YOUR INSTRUCTIONS
Restate the complete material exactly.

RECORDS
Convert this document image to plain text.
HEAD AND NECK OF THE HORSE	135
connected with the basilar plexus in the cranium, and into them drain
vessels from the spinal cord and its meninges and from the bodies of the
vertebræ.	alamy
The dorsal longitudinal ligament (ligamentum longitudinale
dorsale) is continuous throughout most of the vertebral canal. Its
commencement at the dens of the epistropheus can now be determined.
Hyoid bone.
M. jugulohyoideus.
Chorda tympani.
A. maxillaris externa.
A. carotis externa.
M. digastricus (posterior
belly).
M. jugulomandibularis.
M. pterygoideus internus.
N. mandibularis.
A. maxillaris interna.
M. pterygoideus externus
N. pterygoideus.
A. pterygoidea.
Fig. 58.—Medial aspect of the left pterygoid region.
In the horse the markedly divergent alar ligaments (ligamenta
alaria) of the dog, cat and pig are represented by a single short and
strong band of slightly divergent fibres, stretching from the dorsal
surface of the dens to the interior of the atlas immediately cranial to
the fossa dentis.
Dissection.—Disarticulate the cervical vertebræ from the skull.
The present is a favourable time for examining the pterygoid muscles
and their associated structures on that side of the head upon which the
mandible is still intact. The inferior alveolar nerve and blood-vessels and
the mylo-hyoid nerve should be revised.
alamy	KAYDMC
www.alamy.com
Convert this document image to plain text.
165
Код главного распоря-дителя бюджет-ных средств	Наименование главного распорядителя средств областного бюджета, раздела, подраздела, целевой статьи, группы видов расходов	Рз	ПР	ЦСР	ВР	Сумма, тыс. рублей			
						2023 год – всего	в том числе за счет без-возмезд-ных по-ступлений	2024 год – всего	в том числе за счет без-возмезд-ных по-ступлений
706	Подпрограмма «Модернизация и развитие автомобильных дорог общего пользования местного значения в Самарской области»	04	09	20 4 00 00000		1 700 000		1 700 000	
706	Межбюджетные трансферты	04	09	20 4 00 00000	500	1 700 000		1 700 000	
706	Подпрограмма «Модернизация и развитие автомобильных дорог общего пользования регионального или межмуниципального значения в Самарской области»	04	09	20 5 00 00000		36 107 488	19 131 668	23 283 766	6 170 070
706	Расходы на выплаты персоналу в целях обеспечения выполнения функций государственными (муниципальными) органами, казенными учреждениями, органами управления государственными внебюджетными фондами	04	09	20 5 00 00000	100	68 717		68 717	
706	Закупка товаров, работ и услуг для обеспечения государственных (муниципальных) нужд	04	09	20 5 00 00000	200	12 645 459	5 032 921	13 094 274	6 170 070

OUTPUT FOR THIS EXERCISE
Convert this document image to plain text.
HEAD AND NECK OF THE HORSE	135
connected with the basilar plexus in the cranium, and into them drain
vessels from the spinal cord and its meninges and from the bodies of the
vertebræ.	alamy
The dorsal longitudinal ligament (ligamentum longitudinale
dorsale) is continuous throughout most of the vertebral canal. Its
commencement at the dens of the epistropheus can now be determined.
Hyoid bone.
M. jugulohyoideus.
Chorda tympani.
A. maxillaris externa.
A. carotis externa.
M. digastricus (posterior
belly).
M. jugulomandibularis.
M. pterygoideus internus.
N. mandibularis.
A. maxillaris interna.
M. pterygoideus externus
N. pterygoideus.
A. pterygoidea.
Fig. 58.—Medial aspect of the left pterygoid region.
In the horse the markedly divergent alar ligaments (ligamenta
alaria) of the dog, cat and pig are represented by a single short and
strong band of slightly divergent fibres, stretching from the dorsal
surface of the dens to the interior of the atlas immediately cranial to
the fossa dentis.
Dissection.—Disarticulate the cervical vertebræ from the skull.
The present is a favourable time for examining the pterygoid muscles
and their associated structures on that side of the head upon which the
mandible is still intact. The inferior alveolar nerve and blood-vessels and
the mylo-hyoid nerve should be revised.
alamy	KAYDMC
www.alamy.com
Convert this document image to plain text.
165
Код главного распоря-дителя бюджет-ных средств	Наименование главного распорядителя средств областного бюджета, раздела, подраздела, целевой статьи, группы видов расходов	Рз	ПР	ЦСР	ВР	Сумма, тыс. рублей			
						2023 год – всего	в том числе за счет без-возмезд-ных по-ступлений	2024 год – всего	в том числе за счет без-возмезд-ных по-ступлений
706	Подпрограмма «Модернизация и развитие автомобильных дорог общего пользования местного значения в Самарской области»	04	09	20 4 00 00000		1 700 000		1 700 000	
706	Межбюджетные трансферты	04	09	20 4 00 00000	500	1 700 000		1 700 000	
706	Подпрограмма «Модернизация и развитие автомобильных дорог общего пользования регионального или межмуниципального значения в Самарской области»	04	09	20 5 00 00000		36 107 488	19 131 668	23 283 766	6 170 070
706	Расходы на выплаты персоналу в целях обеспечения выполнения функций государственными (муниципальными) органами, казенными учреждениями, органами управления государственными внебюджетными фондами	04	09	20 5 00 00000	100	68 717		68 717	
706	Закупка товаров, работ и услуг для обеспечения государственных (муниципальных) нужд	04	09	20 5 00 00000	200	12 645 459	5 032 921	13 094 274	6 170 070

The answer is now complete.